**WHAT TO WORK ON:** In the post below on Obama and the ramifications of racism, on what date did Barack Obama give the speech it discusses?

Sunday, March 23, 2008

Obama and the Ramifications of Racism

In his speech of March 18th Barack Obama opened a gate through which Americans, if they are sufficiently mature, can enter the path to social cohesiveness. The significance of this opportunity can be understood by delineating the profound negative impacts of racism on our society.

When trying to identify and understand these ramifications a useful question is what would America look like if it were all white? Let us begin with social services. Using this test requires absolute honesty in assessing these consequences.

**SOURCE EXCERPT:**
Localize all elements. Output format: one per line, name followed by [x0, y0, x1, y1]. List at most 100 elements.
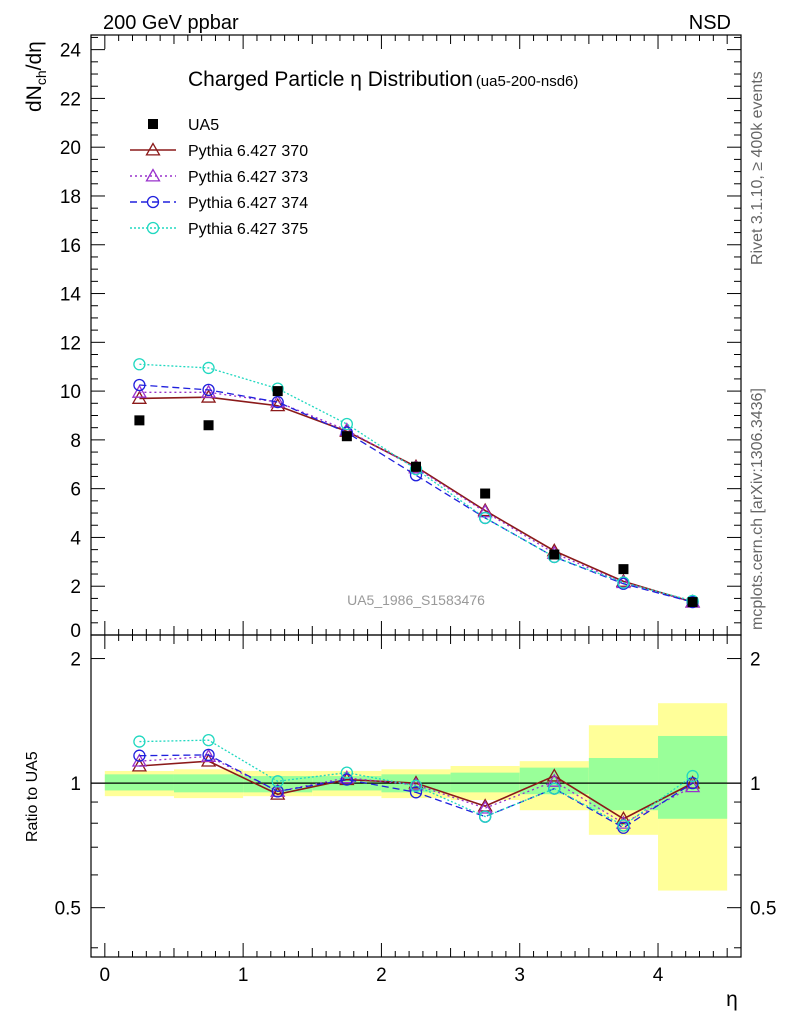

**RESULT:** March 18th.